▶ Goal of the exercise: Quote the records that follow in full, leaving the pictures out.

+---+

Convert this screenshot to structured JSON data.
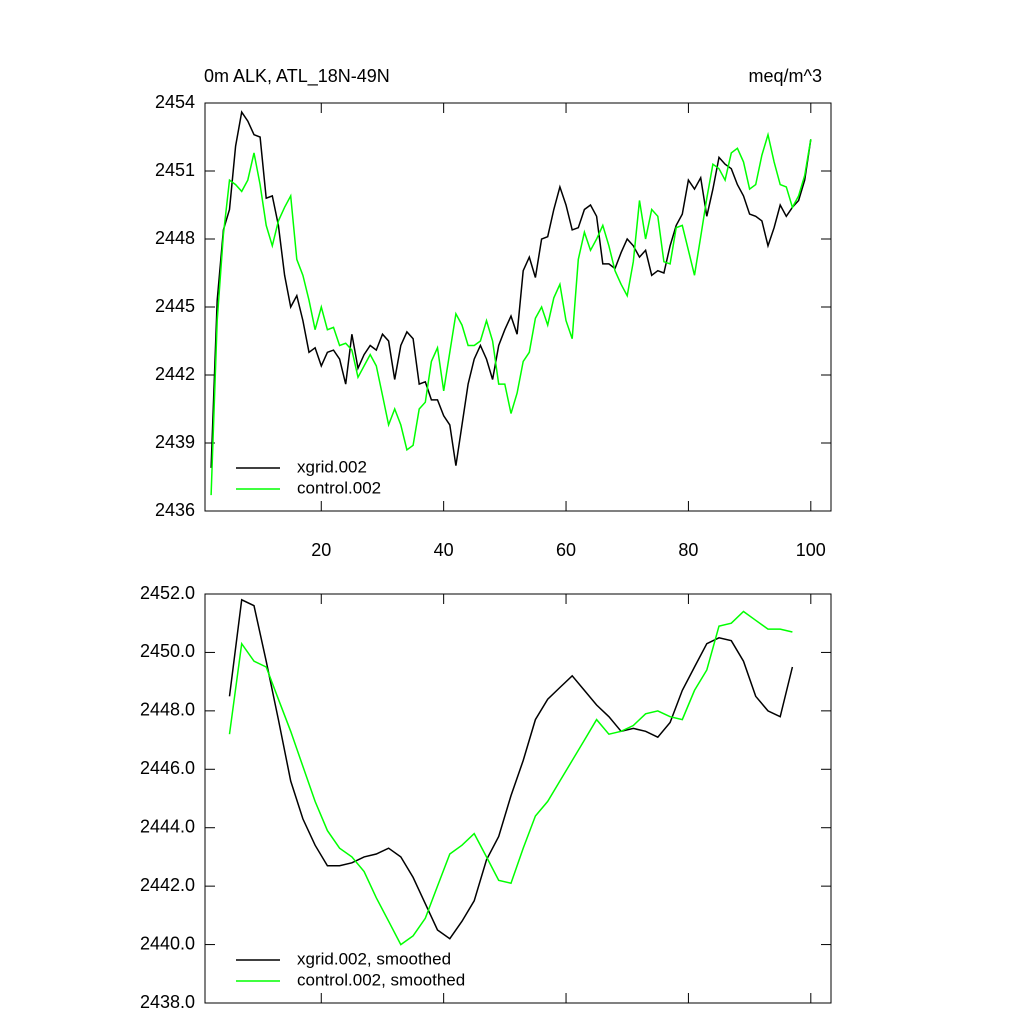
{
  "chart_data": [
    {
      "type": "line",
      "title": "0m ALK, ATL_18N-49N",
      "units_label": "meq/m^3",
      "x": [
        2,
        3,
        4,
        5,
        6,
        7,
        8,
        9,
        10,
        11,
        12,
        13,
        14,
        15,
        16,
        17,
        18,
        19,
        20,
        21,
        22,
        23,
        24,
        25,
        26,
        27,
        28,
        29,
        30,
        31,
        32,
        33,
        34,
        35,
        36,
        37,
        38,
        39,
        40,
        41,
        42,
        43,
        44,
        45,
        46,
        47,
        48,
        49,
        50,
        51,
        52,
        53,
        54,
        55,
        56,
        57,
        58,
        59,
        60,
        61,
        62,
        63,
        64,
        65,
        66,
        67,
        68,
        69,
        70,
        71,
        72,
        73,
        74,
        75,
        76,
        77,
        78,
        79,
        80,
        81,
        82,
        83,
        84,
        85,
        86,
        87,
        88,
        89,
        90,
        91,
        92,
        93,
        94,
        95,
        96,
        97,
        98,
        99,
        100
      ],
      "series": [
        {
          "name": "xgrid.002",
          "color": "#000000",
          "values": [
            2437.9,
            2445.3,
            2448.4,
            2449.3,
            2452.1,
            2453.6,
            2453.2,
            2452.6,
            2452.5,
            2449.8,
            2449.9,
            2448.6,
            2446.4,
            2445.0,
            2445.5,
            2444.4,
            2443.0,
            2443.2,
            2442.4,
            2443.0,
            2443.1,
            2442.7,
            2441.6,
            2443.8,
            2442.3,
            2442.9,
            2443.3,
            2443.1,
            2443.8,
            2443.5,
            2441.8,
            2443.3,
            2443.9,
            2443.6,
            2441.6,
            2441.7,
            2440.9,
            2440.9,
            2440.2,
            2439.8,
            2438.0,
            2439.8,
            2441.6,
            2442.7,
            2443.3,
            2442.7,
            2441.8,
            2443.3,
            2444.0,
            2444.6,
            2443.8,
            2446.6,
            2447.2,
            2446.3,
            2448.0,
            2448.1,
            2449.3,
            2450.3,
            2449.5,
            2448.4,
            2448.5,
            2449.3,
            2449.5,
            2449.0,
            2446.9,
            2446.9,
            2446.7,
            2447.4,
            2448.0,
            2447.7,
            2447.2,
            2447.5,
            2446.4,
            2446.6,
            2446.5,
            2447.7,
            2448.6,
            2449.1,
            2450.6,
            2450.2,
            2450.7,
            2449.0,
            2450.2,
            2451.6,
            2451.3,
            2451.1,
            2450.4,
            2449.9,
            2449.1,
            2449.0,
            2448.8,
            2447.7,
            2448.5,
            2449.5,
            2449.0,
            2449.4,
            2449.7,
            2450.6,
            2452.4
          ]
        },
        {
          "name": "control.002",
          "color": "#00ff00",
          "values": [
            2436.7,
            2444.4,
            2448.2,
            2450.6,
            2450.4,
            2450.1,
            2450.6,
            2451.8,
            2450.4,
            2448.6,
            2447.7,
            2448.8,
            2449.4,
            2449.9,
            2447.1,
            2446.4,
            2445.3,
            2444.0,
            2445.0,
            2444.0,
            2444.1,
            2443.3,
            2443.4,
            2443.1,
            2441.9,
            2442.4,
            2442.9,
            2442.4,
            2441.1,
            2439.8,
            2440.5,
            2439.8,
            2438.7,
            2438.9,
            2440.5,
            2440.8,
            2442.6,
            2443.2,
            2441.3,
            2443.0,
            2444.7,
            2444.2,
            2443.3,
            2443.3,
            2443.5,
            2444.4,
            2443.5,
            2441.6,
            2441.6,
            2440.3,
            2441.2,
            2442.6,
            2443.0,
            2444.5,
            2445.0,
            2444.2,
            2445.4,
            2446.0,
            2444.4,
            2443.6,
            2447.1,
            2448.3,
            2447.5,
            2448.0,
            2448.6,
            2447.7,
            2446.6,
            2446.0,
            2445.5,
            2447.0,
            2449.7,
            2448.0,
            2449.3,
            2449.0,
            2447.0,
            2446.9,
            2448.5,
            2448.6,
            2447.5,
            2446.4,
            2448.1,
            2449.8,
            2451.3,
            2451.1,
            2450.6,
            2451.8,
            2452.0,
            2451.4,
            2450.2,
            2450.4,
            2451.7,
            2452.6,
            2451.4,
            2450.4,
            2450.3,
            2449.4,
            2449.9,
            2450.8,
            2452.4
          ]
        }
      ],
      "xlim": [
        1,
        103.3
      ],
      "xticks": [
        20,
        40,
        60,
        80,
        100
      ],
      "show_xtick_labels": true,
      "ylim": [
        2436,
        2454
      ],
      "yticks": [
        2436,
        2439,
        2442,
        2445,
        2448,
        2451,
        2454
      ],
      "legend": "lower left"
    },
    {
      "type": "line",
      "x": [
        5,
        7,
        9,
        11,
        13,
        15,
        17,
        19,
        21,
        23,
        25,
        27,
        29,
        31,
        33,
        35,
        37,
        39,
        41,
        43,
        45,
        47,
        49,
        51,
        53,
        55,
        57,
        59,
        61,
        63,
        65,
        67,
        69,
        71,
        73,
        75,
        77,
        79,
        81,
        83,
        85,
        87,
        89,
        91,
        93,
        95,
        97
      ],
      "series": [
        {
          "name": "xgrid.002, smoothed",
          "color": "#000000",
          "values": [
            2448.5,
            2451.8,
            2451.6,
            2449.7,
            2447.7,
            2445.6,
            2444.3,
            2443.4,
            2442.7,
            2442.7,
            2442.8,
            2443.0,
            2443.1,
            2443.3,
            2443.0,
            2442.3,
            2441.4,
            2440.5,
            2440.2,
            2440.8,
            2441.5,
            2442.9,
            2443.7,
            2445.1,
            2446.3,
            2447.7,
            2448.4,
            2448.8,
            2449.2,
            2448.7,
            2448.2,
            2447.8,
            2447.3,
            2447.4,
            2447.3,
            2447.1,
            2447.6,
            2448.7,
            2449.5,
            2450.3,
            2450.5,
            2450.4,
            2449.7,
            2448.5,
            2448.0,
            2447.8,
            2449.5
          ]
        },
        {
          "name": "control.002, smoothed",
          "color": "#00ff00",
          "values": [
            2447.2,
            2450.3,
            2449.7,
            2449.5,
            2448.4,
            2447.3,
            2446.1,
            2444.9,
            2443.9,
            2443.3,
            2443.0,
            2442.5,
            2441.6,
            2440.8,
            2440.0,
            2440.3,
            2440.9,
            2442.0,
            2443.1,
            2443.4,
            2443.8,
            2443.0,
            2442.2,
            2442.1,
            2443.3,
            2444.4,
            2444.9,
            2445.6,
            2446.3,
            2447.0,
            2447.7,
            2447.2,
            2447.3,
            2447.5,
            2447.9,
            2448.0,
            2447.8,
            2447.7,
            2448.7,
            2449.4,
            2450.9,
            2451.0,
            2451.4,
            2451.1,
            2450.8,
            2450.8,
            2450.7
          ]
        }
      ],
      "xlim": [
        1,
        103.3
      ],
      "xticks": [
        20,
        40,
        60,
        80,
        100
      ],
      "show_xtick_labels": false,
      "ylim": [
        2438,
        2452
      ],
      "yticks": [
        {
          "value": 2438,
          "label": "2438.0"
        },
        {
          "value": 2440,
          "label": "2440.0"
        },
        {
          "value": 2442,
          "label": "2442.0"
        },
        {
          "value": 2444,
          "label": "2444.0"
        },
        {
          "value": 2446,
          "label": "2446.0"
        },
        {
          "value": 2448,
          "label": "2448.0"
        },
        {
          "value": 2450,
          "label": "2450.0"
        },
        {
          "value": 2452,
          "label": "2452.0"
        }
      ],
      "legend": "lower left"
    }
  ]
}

+---+

▶ Response below:
Convert this screenshot to structured JSON data.
{
  "chart_data": [
    {
      "type": "line",
      "title": "0m ALK, ATL_18N-49N",
      "units_label": "meq/m^3",
      "x": [
        2,
        3,
        4,
        5,
        6,
        7,
        8,
        9,
        10,
        11,
        12,
        13,
        14,
        15,
        16,
        17,
        18,
        19,
        20,
        21,
        22,
        23,
        24,
        25,
        26,
        27,
        28,
        29,
        30,
        31,
        32,
        33,
        34,
        35,
        36,
        37,
        38,
        39,
        40,
        41,
        42,
        43,
        44,
        45,
        46,
        47,
        48,
        49,
        50,
        51,
        52,
        53,
        54,
        55,
        56,
        57,
        58,
        59,
        60,
        61,
        62,
        63,
        64,
        65,
        66,
        67,
        68,
        69,
        70,
        71,
        72,
        73,
        74,
        75,
        76,
        77,
        78,
        79,
        80,
        81,
        82,
        83,
        84,
        85,
        86,
        87,
        88,
        89,
        90,
        91,
        92,
        93,
        94,
        95,
        96,
        97,
        98,
        99,
        100
      ],
      "series": [
        {
          "name": "xgrid.002",
          "color": "#000000",
          "values": [
            2437.9,
            2445.3,
            2448.4,
            2449.3,
            2452.1,
            2453.6,
            2453.2,
            2452.6,
            2452.5,
            2449.8,
            2449.9,
            2448.6,
            2446.4,
            2445.0,
            2445.5,
            2444.4,
            2443.0,
            2443.2,
            2442.4,
            2443.0,
            2443.1,
            2442.7,
            2441.6,
            2443.8,
            2442.3,
            2442.9,
            2443.3,
            2443.1,
            2443.8,
            2443.5,
            2441.8,
            2443.3,
            2443.9,
            2443.6,
            2441.6,
            2441.7,
            2440.9,
            2440.9,
            2440.2,
            2439.8,
            2438.0,
            2439.8,
            2441.6,
            2442.7,
            2443.3,
            2442.7,
            2441.8,
            2443.3,
            2444.0,
            2444.6,
            2443.8,
            2446.6,
            2447.2,
            2446.3,
            2448.0,
            2448.1,
            2449.3,
            2450.3,
            2449.5,
            2448.4,
            2448.5,
            2449.3,
            2449.5,
            2449.0,
            2446.9,
            2446.9,
            2446.7,
            2447.4,
            2448.0,
            2447.7,
            2447.2,
            2447.5,
            2446.4,
            2446.6,
            2446.5,
            2447.7,
            2448.6,
            2449.1,
            2450.6,
            2450.2,
            2450.7,
            2449.0,
            2450.2,
            2451.6,
            2451.3,
            2451.1,
            2450.4,
            2449.9,
            2449.1,
            2449.0,
            2448.8,
            2447.7,
            2448.5,
            2449.5,
            2449.0,
            2449.4,
            2449.7,
            2450.6,
            2452.4
          ]
        },
        {
          "name": "control.002",
          "color": "#00ff00",
          "values": [
            2436.7,
            2444.4,
            2448.2,
            2450.6,
            2450.4,
            2450.1,
            2450.6,
            2451.8,
            2450.4,
            2448.6,
            2447.7,
            2448.8,
            2449.4,
            2449.9,
            2447.1,
            2446.4,
            2445.3,
            2444.0,
            2445.0,
            2444.0,
            2444.1,
            2443.3,
            2443.4,
            2443.1,
            2441.9,
            2442.4,
            2442.9,
            2442.4,
            2441.1,
            2439.8,
            2440.5,
            2439.8,
            2438.7,
            2438.9,
            2440.5,
            2440.8,
            2442.6,
            2443.2,
            2441.3,
            2443.0,
            2444.7,
            2444.2,
            2443.3,
            2443.3,
            2443.5,
            2444.4,
            2443.5,
            2441.6,
            2441.6,
            2440.3,
            2441.2,
            2442.6,
            2443.0,
            2444.5,
            2445.0,
            2444.2,
            2445.4,
            2446.0,
            2444.4,
            2443.6,
            2447.1,
            2448.3,
            2447.5,
            2448.0,
            2448.6,
            2447.7,
            2446.6,
            2446.0,
            2445.5,
            2447.0,
            2449.7,
            2448.0,
            2449.3,
            2449.0,
            2447.0,
            2446.9,
            2448.5,
            2448.6,
            2447.5,
            2446.4,
            2448.1,
            2449.8,
            2451.3,
            2451.1,
            2450.6,
            2451.8,
            2452.0,
            2451.4,
            2450.2,
            2450.4,
            2451.7,
            2452.6,
            2451.4,
            2450.4,
            2450.3,
            2449.4,
            2449.9,
            2450.8,
            2452.4
          ]
        }
      ],
      "xlim": [
        1,
        103.3
      ],
      "xticks": [
        20,
        40,
        60,
        80,
        100
      ],
      "show_xtick_labels": true,
      "ylim": [
        2436,
        2454
      ],
      "yticks": [
        2436,
        2439,
        2442,
        2445,
        2448,
        2451,
        2454
      ],
      "legend": "lower left"
    },
    {
      "type": "line",
      "x": [
        5,
        7,
        9,
        11,
        13,
        15,
        17,
        19,
        21,
        23,
        25,
        27,
        29,
        31,
        33,
        35,
        37,
        39,
        41,
        43,
        45,
        47,
        49,
        51,
        53,
        55,
        57,
        59,
        61,
        63,
        65,
        67,
        69,
        71,
        73,
        75,
        77,
        79,
        81,
        83,
        85,
        87,
        89,
        91,
        93,
        95,
        97
      ],
      "series": [
        {
          "name": "xgrid.002, smoothed",
          "color": "#000000",
          "values": [
            2448.5,
            2451.8,
            2451.6,
            2449.7,
            2447.7,
            2445.6,
            2444.3,
            2443.4,
            2442.7,
            2442.7,
            2442.8,
            2443.0,
            2443.1,
            2443.3,
            2443.0,
            2442.3,
            2441.4,
            2440.5,
            2440.2,
            2440.8,
            2441.5,
            2442.9,
            2443.7,
            2445.1,
            2446.3,
            2447.7,
            2448.4,
            2448.8,
            2449.2,
            2448.7,
            2448.2,
            2447.8,
            2447.3,
            2447.4,
            2447.3,
            2447.1,
            2447.6,
            2448.7,
            2449.5,
            2450.3,
            2450.5,
            2450.4,
            2449.7,
            2448.5,
            2448.0,
            2447.8,
            2449.5
          ]
        },
        {
          "name": "control.002, smoothed",
          "color": "#00ff00",
          "values": [
            2447.2,
            2450.3,
            2449.7,
            2449.5,
            2448.4,
            2447.3,
            2446.1,
            2444.9,
            2443.9,
            2443.3,
            2443.0,
            2442.5,
            2441.6,
            2440.8,
            2440.0,
            2440.3,
            2440.9,
            2442.0,
            2443.1,
            2443.4,
            2443.8,
            2443.0,
            2442.2,
            2442.1,
            2443.3,
            2444.4,
            2444.9,
            2445.6,
            2446.3,
            2447.0,
            2447.7,
            2447.2,
            2447.3,
            2447.5,
            2447.9,
            2448.0,
            2447.8,
            2447.7,
            2448.7,
            2449.4,
            2450.9,
            2451.0,
            2451.4,
            2451.1,
            2450.8,
            2450.8,
            2450.7
          ]
        }
      ],
      "xlim": [
        1,
        103.3
      ],
      "xticks": [
        20,
        40,
        60,
        80,
        100
      ],
      "show_xtick_labels": false,
      "ylim": [
        2438,
        2452
      ],
      "yticks": [
        {
          "value": 2438,
          "label": "2438.0"
        },
        {
          "value": 2440,
          "label": "2440.0"
        },
        {
          "value": 2442,
          "label": "2442.0"
        },
        {
          "value": 2444,
          "label": "2444.0"
        },
        {
          "value": 2446,
          "label": "2446.0"
        },
        {
          "value": 2448,
          "label": "2448.0"
        },
        {
          "value": 2450,
          "label": "2450.0"
        },
        {
          "value": 2452,
          "label": "2452.0"
        }
      ],
      "legend": "lower left"
    }
  ]
}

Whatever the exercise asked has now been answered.